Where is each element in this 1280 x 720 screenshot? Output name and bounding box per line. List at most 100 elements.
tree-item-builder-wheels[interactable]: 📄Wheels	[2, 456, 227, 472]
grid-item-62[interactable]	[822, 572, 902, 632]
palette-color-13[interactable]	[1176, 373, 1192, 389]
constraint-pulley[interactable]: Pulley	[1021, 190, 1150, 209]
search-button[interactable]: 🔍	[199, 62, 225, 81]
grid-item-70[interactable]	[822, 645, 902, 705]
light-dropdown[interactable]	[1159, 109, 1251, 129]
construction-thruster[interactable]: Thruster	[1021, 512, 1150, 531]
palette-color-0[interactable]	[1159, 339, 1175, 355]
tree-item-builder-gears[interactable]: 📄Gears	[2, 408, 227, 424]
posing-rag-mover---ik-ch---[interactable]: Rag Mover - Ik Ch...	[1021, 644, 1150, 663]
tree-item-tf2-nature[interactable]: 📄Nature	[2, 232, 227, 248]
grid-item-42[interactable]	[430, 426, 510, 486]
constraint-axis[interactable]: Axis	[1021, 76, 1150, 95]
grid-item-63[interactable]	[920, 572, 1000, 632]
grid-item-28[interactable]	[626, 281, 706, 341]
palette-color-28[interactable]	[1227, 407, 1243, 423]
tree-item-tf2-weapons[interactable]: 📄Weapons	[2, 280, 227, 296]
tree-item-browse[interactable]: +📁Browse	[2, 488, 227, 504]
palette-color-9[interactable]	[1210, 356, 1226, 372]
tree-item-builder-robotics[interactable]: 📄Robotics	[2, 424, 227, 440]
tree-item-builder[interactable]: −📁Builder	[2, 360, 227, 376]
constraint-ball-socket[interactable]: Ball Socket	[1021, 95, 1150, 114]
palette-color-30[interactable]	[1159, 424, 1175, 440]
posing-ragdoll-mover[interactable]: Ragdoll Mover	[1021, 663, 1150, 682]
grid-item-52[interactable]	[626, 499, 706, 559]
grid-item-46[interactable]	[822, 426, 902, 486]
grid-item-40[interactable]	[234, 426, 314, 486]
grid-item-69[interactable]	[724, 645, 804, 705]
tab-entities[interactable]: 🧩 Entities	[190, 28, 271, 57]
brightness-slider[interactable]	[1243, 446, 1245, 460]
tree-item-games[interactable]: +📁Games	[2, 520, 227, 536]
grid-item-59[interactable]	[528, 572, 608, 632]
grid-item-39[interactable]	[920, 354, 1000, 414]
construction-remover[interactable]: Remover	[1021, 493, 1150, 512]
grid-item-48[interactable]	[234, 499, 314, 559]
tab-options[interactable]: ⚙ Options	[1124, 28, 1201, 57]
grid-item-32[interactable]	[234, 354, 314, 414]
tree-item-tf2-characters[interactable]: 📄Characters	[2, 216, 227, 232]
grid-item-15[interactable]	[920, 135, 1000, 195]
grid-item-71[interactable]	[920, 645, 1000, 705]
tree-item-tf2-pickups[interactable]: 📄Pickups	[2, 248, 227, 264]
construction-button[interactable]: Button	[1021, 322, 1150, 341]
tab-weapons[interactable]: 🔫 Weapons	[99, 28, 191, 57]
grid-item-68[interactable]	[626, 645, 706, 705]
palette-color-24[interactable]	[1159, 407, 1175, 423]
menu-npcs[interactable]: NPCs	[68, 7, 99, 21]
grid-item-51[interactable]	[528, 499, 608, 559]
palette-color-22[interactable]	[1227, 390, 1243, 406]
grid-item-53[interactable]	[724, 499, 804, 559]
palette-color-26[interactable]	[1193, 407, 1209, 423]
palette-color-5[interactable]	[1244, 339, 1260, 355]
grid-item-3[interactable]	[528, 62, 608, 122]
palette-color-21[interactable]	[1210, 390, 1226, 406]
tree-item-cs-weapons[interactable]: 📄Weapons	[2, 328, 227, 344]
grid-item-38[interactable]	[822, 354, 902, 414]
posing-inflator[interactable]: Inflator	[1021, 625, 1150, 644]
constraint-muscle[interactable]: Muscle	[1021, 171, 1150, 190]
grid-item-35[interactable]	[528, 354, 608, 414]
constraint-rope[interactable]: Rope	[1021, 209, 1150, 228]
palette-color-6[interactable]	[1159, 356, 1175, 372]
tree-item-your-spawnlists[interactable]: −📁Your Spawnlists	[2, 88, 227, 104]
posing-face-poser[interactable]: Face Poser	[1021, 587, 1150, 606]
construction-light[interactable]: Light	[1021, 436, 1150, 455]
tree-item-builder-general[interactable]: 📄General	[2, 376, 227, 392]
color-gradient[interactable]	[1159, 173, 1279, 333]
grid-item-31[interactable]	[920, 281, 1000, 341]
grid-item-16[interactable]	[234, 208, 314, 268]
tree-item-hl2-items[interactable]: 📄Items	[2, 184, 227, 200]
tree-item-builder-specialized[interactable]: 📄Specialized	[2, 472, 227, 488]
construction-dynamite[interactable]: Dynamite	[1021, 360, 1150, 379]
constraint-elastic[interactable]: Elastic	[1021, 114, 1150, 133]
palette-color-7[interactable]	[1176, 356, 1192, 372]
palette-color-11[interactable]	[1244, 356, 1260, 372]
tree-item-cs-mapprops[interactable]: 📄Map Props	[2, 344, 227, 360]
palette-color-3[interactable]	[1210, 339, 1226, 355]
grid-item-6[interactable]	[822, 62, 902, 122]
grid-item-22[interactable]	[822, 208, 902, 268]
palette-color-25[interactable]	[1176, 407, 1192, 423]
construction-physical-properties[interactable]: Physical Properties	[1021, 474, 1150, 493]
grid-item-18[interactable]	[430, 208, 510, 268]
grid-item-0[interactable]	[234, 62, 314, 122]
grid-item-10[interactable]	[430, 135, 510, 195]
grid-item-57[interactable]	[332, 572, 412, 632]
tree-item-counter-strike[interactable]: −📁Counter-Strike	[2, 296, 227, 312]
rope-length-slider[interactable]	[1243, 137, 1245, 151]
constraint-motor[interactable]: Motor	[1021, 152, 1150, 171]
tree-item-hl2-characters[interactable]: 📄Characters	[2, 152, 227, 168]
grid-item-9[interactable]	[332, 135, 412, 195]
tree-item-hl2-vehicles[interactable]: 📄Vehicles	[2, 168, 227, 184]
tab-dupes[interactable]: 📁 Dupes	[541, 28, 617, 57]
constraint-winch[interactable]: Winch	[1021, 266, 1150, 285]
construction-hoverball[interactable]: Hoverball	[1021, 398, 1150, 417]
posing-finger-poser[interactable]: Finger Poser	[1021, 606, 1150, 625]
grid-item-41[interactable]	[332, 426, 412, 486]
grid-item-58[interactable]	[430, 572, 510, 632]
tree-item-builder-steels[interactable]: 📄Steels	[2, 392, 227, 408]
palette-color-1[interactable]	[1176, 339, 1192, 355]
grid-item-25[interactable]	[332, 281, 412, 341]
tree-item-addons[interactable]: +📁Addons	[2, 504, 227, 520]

_Work required_
Please copy out the data word for word, from its first line through the line containing "76, 1150, 95]", with both of those lines included.

_Completed task_
Where is each element in this 1280 x 720 screenshot? Output name and bounding box per line. List at most 100 elements.
tree-item-builder-wheels[interactable]: 📄Wheels	[2, 456, 227, 472]
grid-item-62[interactable]	[822, 572, 902, 632]
palette-color-13[interactable]	[1176, 373, 1192, 389]
constraint-pulley[interactable]: Pulley	[1021, 190, 1150, 209]
search-button[interactable]: 🔍	[199, 62, 225, 81]
grid-item-70[interactable]	[822, 645, 902, 705]
light-dropdown[interactable]	[1159, 109, 1251, 129]
construction-thruster[interactable]: Thruster	[1021, 512, 1150, 531]
palette-color-0[interactable]	[1159, 339, 1175, 355]
tree-item-builder-gears[interactable]: 📄Gears	[2, 408, 227, 424]
posing-rag-mover---ik-ch---[interactable]: Rag Mover - Ik Ch...	[1021, 644, 1150, 663]
tree-item-tf2-nature[interactable]: 📄Nature	[2, 232, 227, 248]
grid-item-42[interactable]	[430, 426, 510, 486]
constraint-axis[interactable]: Axis	[1021, 76, 1150, 95]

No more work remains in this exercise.